Chart and figure data:
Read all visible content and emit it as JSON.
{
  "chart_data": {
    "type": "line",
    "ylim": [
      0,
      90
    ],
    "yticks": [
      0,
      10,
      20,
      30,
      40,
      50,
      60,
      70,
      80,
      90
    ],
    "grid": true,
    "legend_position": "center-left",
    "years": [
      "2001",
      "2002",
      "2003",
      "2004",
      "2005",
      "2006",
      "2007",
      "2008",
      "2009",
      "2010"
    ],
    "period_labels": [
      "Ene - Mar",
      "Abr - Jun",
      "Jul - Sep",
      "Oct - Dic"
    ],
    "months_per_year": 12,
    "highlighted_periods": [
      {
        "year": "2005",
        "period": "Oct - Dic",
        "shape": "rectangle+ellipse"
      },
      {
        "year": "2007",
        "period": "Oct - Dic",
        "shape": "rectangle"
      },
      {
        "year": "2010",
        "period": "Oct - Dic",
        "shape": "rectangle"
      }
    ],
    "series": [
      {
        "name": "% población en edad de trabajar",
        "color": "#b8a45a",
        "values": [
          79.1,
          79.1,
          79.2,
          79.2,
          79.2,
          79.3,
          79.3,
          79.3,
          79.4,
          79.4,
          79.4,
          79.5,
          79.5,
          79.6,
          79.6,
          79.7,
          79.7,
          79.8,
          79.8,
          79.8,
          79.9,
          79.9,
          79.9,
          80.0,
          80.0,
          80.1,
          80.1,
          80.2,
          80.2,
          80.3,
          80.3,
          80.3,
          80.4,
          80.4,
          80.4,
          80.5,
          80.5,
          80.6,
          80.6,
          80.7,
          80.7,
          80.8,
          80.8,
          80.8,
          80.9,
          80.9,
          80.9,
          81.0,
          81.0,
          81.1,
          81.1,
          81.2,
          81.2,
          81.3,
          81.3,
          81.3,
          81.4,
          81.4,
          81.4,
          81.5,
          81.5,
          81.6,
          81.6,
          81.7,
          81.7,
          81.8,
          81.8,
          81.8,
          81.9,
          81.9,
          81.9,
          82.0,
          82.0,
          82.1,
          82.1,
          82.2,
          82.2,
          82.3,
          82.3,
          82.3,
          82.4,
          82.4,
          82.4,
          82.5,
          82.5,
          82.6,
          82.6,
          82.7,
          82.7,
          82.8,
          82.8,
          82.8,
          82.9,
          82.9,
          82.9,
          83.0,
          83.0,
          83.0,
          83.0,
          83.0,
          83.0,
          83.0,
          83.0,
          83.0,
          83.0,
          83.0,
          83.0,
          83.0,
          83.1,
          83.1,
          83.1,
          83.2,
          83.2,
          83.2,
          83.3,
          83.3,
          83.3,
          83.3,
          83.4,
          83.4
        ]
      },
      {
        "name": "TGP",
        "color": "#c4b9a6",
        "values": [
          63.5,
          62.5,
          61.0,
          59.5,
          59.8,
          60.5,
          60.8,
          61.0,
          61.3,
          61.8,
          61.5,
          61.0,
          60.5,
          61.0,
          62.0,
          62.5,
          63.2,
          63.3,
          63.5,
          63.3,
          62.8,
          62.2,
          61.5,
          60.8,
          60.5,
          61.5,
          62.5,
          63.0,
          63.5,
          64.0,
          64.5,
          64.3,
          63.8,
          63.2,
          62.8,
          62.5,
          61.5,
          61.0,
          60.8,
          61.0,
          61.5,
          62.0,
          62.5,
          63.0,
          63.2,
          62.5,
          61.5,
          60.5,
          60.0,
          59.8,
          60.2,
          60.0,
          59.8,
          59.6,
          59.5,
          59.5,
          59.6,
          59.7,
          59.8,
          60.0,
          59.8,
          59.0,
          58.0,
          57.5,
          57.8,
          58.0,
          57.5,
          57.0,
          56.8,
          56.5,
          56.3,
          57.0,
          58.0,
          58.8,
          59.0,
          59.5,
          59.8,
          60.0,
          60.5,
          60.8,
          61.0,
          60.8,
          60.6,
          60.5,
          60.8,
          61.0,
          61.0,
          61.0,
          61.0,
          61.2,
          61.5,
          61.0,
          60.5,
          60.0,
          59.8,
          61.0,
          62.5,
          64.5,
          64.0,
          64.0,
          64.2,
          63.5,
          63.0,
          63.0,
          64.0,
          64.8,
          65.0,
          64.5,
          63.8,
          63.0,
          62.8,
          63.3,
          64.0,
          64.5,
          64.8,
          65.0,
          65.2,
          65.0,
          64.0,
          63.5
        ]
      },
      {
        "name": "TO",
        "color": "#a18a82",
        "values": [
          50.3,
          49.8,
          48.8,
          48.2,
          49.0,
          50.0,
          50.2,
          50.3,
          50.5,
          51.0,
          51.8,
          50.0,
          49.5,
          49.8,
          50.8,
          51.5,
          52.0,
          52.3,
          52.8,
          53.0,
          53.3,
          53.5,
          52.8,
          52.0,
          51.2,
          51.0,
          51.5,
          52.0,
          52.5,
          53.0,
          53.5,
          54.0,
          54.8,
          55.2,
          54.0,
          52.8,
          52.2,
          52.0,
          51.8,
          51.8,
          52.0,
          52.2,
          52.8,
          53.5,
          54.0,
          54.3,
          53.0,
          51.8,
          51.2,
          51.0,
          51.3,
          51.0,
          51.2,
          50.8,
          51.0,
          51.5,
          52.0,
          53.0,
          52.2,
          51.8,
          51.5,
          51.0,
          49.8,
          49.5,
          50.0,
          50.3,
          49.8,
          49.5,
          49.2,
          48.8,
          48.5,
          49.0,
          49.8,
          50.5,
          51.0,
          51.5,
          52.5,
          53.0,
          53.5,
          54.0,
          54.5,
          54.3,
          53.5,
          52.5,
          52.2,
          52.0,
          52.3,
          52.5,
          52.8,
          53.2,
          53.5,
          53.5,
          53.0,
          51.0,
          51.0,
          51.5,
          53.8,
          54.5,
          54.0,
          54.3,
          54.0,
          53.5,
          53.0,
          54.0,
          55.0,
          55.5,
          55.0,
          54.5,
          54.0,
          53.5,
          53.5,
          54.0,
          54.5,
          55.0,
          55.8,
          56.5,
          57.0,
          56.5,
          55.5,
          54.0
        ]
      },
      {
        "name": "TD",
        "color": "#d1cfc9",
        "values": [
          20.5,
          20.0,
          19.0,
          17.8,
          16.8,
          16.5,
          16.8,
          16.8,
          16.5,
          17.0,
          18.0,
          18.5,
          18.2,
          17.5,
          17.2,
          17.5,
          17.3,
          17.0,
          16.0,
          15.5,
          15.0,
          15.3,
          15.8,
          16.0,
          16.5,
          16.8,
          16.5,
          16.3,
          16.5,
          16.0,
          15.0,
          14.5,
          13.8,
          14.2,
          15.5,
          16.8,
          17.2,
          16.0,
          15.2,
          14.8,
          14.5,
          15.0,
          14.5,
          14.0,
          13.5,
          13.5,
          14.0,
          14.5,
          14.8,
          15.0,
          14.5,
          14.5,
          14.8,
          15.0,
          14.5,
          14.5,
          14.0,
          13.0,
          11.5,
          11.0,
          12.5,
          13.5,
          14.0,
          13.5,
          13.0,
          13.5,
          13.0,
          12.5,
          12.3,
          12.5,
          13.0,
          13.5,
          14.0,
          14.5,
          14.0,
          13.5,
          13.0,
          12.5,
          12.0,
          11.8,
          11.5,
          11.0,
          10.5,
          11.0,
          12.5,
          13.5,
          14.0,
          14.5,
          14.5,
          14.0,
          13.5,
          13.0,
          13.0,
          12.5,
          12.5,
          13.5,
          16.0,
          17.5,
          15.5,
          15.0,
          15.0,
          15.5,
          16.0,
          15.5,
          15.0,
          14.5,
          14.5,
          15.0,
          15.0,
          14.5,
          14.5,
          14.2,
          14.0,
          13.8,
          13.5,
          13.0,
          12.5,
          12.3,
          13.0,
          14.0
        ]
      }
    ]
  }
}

Work instructions -> Filter the listing above for the string "color" and copy every matching line.

Output for this exercise ->
        "color": "#b8a45a",
        "color": "#c4b9a6",
        "color": "#a18a82",
        "color": "#d1cfc9",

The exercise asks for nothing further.